◆ **Brief**
Below are the records. Gather each line that holds "System".

◆ **Exercise data**
• • • • • • •

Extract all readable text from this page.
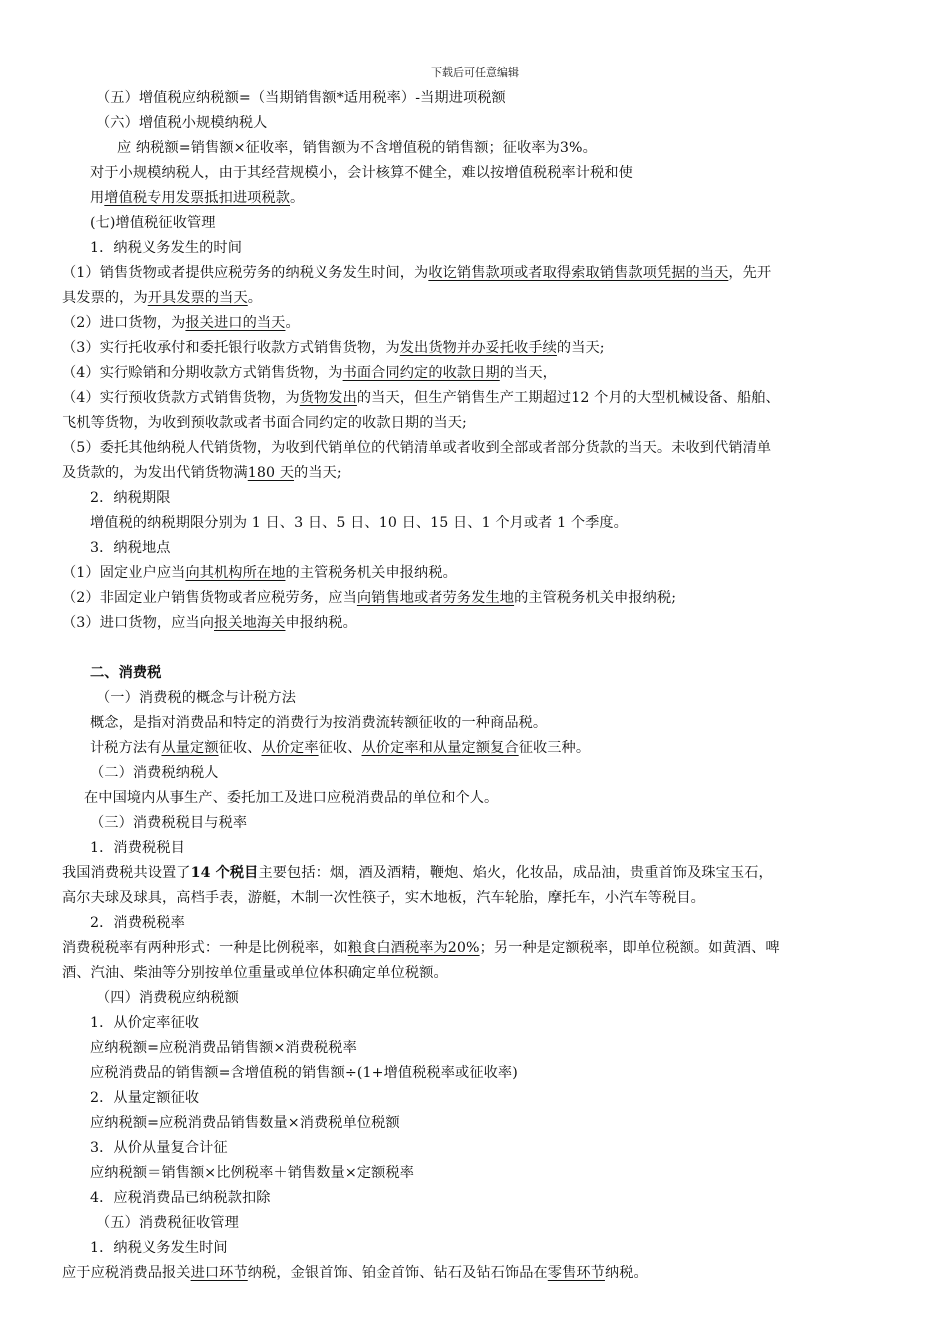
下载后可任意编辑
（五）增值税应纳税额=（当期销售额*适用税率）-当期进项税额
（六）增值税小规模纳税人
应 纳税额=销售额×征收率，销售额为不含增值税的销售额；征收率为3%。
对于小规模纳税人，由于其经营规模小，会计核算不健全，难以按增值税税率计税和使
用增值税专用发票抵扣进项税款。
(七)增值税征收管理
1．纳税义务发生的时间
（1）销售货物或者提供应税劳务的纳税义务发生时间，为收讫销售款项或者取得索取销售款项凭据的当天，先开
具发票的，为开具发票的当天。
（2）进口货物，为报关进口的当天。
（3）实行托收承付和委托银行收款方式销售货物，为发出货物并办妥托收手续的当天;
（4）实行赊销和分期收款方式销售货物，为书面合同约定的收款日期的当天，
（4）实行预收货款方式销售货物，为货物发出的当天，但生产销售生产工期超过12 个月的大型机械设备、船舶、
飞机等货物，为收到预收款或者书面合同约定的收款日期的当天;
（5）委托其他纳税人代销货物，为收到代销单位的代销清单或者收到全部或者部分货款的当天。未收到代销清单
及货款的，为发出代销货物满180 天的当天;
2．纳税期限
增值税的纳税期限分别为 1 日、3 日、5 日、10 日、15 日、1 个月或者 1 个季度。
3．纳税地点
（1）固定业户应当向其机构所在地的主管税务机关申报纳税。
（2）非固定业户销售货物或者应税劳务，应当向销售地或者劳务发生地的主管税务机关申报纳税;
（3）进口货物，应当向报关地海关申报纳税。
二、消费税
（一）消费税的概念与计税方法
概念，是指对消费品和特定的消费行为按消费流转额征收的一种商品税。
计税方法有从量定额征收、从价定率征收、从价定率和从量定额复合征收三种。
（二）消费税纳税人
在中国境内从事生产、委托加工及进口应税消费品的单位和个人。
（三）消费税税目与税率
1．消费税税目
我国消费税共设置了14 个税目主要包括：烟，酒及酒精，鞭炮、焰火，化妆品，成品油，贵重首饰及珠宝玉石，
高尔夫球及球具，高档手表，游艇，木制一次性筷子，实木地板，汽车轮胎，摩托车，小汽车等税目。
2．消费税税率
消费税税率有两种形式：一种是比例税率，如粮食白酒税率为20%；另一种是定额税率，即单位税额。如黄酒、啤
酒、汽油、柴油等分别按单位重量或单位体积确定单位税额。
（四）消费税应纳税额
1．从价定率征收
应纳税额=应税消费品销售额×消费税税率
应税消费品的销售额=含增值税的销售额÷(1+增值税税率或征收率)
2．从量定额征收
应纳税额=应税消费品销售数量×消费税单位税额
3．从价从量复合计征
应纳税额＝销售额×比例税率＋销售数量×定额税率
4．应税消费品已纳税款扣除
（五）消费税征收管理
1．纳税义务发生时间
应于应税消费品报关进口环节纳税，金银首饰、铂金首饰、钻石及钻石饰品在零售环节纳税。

• • • • • • •

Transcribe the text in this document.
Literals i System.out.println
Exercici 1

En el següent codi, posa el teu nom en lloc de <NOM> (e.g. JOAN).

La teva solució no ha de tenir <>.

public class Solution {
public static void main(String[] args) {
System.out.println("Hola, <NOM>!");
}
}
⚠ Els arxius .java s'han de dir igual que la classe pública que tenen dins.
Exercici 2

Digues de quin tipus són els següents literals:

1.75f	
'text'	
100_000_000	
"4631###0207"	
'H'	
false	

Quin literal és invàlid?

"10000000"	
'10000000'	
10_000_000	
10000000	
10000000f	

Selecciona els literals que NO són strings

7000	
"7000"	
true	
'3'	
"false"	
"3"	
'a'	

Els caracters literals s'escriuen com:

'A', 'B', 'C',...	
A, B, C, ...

• • • • • • •

◆ **Output for this exercise**
Literals i System.out.println
System.out.println("Hola, <NOM>!");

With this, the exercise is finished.